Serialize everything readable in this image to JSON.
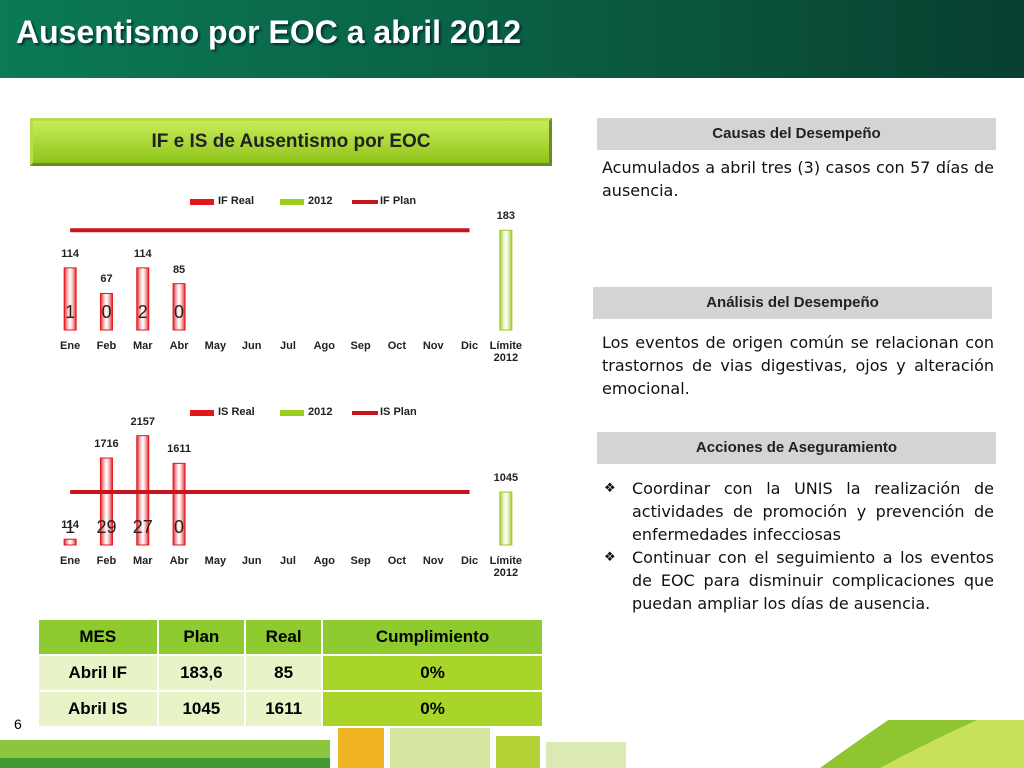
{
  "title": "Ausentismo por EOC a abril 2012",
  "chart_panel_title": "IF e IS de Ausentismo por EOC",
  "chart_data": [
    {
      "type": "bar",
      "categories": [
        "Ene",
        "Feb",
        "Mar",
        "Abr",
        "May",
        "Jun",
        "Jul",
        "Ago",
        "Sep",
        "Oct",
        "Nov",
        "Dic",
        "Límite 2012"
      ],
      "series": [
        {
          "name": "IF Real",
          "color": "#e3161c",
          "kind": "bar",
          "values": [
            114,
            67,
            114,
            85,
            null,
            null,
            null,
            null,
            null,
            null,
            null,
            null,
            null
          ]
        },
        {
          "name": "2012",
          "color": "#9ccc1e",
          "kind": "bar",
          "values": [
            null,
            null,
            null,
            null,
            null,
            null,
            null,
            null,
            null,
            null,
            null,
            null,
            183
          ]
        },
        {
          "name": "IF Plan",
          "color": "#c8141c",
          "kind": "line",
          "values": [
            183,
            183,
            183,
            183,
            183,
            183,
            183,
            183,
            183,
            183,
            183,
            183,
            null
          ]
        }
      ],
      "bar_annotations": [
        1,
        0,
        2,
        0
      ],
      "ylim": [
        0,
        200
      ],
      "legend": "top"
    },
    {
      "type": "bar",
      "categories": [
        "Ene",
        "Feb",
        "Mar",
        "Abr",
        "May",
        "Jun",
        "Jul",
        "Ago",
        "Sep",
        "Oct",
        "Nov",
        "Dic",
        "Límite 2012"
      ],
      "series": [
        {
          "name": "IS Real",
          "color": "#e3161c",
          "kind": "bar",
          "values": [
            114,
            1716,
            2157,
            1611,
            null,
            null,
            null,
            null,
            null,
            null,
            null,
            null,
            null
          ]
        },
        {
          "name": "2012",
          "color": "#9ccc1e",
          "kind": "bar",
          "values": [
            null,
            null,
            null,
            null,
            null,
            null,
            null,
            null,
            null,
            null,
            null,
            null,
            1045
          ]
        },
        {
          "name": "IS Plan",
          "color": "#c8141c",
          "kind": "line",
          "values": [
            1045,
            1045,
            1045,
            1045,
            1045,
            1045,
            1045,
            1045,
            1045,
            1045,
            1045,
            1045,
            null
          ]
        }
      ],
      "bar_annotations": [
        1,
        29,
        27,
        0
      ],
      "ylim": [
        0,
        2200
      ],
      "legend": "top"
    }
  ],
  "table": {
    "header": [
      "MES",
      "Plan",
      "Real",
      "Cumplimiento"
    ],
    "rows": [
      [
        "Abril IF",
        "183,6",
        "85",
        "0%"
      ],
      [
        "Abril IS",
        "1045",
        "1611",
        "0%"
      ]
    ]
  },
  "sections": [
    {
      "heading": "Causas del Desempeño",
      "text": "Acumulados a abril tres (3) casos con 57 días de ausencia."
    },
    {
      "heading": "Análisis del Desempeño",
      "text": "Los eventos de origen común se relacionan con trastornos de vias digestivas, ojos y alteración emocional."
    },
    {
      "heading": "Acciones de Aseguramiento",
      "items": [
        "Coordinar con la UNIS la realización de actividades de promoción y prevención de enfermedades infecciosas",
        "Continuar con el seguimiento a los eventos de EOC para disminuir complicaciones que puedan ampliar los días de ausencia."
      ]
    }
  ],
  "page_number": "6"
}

# # # # #

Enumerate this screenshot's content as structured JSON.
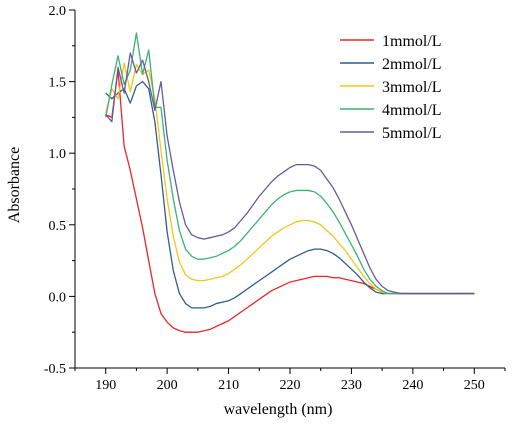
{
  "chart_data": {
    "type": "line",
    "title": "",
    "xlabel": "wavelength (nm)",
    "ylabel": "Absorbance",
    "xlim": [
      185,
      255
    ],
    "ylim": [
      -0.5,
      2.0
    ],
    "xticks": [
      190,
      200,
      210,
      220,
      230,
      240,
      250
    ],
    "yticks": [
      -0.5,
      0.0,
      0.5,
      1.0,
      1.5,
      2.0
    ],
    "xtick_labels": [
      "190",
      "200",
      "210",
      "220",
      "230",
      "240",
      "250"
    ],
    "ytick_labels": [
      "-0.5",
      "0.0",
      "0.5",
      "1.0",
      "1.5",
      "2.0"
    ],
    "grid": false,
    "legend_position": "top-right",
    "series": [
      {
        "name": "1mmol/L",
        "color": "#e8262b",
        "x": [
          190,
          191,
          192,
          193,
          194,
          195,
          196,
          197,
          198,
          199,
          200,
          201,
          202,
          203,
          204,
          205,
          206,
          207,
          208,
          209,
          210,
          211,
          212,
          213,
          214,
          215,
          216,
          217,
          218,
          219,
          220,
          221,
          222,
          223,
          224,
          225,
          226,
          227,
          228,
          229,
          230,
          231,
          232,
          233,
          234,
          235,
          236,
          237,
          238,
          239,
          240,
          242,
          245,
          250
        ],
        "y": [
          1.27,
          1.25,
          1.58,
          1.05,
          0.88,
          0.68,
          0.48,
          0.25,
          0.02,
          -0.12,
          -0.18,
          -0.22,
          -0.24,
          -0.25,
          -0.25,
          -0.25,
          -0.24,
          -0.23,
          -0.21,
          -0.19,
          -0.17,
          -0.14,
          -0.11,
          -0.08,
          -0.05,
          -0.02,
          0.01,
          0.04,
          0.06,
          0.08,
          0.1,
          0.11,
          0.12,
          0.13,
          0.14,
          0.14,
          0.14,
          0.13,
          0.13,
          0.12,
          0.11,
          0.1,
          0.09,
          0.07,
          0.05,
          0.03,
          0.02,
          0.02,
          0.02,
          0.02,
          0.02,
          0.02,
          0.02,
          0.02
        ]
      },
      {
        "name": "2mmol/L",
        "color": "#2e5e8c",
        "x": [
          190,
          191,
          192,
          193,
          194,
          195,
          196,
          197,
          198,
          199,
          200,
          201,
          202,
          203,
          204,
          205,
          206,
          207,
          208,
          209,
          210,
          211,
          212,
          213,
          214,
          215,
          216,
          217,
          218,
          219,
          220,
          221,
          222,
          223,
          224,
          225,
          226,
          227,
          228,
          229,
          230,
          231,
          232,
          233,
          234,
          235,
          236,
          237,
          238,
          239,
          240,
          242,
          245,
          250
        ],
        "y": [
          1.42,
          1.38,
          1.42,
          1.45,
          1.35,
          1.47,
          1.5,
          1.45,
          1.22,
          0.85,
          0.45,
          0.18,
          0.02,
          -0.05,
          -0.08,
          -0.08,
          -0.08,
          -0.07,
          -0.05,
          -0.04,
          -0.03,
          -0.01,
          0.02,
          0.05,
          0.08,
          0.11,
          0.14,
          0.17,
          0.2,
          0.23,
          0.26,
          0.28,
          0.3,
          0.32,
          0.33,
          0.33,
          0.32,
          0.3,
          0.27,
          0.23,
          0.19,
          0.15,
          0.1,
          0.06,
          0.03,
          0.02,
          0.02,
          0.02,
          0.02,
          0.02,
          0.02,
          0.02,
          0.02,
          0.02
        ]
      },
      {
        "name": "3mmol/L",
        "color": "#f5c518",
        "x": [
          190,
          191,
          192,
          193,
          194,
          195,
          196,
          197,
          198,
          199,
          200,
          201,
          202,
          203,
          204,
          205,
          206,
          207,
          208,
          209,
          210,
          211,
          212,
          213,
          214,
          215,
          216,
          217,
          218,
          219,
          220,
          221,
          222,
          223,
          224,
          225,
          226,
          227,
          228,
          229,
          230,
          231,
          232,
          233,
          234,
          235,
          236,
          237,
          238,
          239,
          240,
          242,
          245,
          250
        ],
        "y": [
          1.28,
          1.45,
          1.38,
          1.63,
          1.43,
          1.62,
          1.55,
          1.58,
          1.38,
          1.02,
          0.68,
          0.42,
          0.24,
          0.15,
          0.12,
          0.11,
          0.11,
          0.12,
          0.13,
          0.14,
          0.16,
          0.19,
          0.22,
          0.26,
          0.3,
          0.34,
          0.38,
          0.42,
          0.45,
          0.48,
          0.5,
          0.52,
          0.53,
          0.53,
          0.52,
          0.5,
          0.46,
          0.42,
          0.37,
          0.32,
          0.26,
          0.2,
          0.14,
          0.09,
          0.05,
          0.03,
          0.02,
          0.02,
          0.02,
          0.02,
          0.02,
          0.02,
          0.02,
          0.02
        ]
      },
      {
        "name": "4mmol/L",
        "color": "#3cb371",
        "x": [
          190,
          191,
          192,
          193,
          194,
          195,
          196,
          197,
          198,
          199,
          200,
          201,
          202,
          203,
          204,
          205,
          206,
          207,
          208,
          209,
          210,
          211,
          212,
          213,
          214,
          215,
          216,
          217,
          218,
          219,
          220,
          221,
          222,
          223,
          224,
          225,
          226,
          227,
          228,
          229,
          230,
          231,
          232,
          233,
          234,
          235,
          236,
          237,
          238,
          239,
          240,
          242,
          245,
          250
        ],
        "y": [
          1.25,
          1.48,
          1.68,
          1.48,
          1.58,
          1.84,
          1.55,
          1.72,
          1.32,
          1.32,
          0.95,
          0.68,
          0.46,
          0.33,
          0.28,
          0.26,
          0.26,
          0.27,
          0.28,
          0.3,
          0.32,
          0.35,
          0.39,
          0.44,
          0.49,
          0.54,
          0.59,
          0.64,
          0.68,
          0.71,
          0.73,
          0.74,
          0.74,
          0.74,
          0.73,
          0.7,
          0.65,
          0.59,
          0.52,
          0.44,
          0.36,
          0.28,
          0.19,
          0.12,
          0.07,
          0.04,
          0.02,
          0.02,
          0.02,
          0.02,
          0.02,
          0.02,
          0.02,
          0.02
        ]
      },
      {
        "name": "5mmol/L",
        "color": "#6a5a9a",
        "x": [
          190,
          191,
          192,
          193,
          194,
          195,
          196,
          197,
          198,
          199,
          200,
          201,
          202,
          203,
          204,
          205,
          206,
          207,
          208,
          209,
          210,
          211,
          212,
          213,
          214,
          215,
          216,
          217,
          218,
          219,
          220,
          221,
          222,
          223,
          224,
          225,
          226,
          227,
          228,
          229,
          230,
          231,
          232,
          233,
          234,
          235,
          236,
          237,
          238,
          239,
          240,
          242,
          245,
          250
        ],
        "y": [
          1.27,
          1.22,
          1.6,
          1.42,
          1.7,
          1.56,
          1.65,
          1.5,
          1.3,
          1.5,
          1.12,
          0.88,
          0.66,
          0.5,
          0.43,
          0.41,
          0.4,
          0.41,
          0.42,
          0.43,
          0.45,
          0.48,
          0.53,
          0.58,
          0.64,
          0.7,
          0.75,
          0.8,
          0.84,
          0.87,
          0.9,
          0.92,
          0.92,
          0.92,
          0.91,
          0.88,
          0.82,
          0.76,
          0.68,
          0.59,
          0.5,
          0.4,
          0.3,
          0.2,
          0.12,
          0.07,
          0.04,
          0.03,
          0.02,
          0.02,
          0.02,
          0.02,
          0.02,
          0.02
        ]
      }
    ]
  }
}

# # # # #

» **Exercise goal**
Identify each line containing the string "días" and copy it out.

» **Task answer**
      "text": "Acumulados a abril tres (3) casos con 57 días de ausencia."
        "Continuar con el seguimiento a los eventos de EOC para disminuir complicaciones que puedan ampliar los días de ausencia."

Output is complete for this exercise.